*EXTRACT*.

'''

First, welcome to our new weekly column. I am thrilled to have a way to share ideas about Governance Risk and Compliance to all our community. The objective of this effort is to give you a weekly article with a subject related to this matter that, hopefully will challenge your thinking and give you ideas about how to deal with this important set of functions.
Let’s start by defining that are we talking about. When we talk about Governance, Risk and Compliance (GRC), we need consider three things:
- A Strategy for managing the security Governance,
- A methodology for managing enterprise Risk, and
- A Framework to demonstrate compliance with industry or country regulations
Many benefits come with the implementation of a GRC strategy:
We can say that Governance, Risk and Compliance is the foundation for aligning the IT objectives with business objectives by performing effective risk management and considering the compliance requirements.
- The decision-making process will be improved
- Optimization of IT investment
- A holistic approach to risk, which allows a decision based on objectively measured risk.
- “One single voice” to employees, auditors and regulators.
- Supports collaboration across the organization and efficient efforts for activities.
- Efficient driving of activities, which ensures a lower cost for the organization.
- Changes on regulations will be handled in a much more effective and cost-driven way.
GRC is a term that originated during the 2000’s financial crisis. This crisis study determined that lack of appropriate controls and lack of proper auditing resulted in poor information to stakeholders and then in subsequent poor decision-making. The need for a model that involves the implementation of IT controls and proper auditing of such controls empowered the creation of frameworks that would see the risk in a holistic view and drive competent decision-making.
Frameworks like COSO®, COBIT® and ITIL® constitutes excellent bodies of knowledge for IT governance. Regarding to Risk, we can address NIST Cybersecurity Framework, Risk IT® from ISACA®, SANS® CSC-20 and, of course, ISO 31000 series. Compliance is defined for specific industry verticals or country/region regulations.
Over the next few columns, we will be analysing several frameworks for GRC and providing tips for compliance, tools and insights based on our experience in the field. Hope to have your feedback for constructing a better secured environment for all. Once again, thanks for your support to this effort.

'''

*DATASET ENTRIES*.
'''

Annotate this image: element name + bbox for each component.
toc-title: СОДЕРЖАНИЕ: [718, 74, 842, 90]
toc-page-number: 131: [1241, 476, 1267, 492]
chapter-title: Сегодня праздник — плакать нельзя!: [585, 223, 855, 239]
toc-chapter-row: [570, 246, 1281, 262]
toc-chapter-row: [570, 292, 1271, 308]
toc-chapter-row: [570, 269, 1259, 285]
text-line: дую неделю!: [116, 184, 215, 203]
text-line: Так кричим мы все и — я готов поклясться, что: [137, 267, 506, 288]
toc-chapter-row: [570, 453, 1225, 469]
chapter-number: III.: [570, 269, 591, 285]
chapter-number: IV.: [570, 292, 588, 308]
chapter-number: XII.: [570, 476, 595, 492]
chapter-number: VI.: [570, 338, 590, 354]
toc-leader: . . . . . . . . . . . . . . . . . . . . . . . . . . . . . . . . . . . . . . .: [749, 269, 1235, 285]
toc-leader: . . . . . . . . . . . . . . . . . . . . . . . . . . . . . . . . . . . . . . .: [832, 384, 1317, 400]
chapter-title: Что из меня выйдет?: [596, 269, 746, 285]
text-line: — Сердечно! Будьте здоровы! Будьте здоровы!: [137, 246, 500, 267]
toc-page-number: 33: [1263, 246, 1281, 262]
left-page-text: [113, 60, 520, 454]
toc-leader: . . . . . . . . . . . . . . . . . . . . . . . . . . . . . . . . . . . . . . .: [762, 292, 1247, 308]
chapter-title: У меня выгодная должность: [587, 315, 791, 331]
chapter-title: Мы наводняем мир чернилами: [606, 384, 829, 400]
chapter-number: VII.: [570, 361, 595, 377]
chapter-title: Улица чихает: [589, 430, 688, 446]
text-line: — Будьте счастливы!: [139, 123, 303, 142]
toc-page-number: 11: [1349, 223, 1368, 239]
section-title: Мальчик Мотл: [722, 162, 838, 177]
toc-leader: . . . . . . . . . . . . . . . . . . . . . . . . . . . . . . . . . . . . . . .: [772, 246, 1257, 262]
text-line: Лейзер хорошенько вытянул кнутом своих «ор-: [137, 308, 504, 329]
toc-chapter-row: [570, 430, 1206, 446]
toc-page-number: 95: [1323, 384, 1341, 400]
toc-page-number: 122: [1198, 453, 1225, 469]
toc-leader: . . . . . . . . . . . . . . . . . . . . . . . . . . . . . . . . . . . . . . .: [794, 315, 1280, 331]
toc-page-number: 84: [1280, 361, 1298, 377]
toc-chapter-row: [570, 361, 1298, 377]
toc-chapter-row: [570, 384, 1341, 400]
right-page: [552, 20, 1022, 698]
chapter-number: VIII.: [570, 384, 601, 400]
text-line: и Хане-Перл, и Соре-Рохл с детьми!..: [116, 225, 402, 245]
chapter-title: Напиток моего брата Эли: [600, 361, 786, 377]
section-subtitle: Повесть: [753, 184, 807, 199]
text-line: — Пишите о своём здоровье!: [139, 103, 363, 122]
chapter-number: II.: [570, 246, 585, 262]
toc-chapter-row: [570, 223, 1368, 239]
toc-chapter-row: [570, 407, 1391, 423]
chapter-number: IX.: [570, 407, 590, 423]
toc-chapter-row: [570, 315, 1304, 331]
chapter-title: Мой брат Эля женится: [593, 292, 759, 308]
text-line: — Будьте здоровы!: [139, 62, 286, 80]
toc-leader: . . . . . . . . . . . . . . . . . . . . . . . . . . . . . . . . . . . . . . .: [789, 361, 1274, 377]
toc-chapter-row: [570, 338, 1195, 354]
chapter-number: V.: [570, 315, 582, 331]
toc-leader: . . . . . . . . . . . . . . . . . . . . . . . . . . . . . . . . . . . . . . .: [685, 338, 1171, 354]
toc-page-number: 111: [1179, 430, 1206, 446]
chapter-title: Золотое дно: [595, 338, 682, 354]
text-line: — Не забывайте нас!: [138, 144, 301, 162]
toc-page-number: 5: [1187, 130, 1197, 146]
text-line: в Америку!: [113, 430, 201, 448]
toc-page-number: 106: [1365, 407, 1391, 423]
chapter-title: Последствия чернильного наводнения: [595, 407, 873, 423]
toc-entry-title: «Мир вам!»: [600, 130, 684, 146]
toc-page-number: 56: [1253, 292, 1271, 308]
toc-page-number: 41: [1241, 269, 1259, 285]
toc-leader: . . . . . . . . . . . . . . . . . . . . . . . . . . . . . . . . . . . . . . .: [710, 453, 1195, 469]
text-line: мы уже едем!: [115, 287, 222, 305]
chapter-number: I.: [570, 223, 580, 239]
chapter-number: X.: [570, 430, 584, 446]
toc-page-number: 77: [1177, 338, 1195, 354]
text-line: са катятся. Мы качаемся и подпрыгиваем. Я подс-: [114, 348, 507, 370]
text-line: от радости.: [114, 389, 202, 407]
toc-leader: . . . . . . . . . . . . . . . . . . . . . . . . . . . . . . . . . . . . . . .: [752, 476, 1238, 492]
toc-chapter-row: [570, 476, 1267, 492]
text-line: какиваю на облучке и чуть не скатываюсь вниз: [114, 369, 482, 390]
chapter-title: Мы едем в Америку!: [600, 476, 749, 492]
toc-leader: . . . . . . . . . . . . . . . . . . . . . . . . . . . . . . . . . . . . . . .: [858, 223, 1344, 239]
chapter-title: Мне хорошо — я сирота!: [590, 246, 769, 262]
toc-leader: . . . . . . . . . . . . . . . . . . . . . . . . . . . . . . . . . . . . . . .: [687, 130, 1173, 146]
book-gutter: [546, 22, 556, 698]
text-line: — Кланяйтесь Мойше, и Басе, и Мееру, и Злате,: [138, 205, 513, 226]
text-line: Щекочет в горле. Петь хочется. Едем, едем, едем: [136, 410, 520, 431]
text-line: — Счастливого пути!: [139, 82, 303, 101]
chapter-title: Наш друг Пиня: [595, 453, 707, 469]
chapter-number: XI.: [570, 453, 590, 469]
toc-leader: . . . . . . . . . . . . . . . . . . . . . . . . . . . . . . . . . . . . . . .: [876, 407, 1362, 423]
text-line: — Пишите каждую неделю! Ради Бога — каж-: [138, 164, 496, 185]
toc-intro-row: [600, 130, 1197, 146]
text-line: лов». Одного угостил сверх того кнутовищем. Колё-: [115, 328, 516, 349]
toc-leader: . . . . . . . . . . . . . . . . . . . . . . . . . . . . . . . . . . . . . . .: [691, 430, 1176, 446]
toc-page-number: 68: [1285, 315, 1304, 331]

'''

Answer from the GRC column:
1. According to the column, during what crisis did the term GRC originate?
2. Which three frameworks does it name as bodies of knowledge for IT governance?
3. What three things does it say must be considered when talking about GRC?

1. The financial crisis of the 2000s.
2. COSO, COBIT and ITIL.
3. A strategy for managing security governance, a methodology for managing enterprise risk, and a framework to demonstrate compliance with industry or country regulations.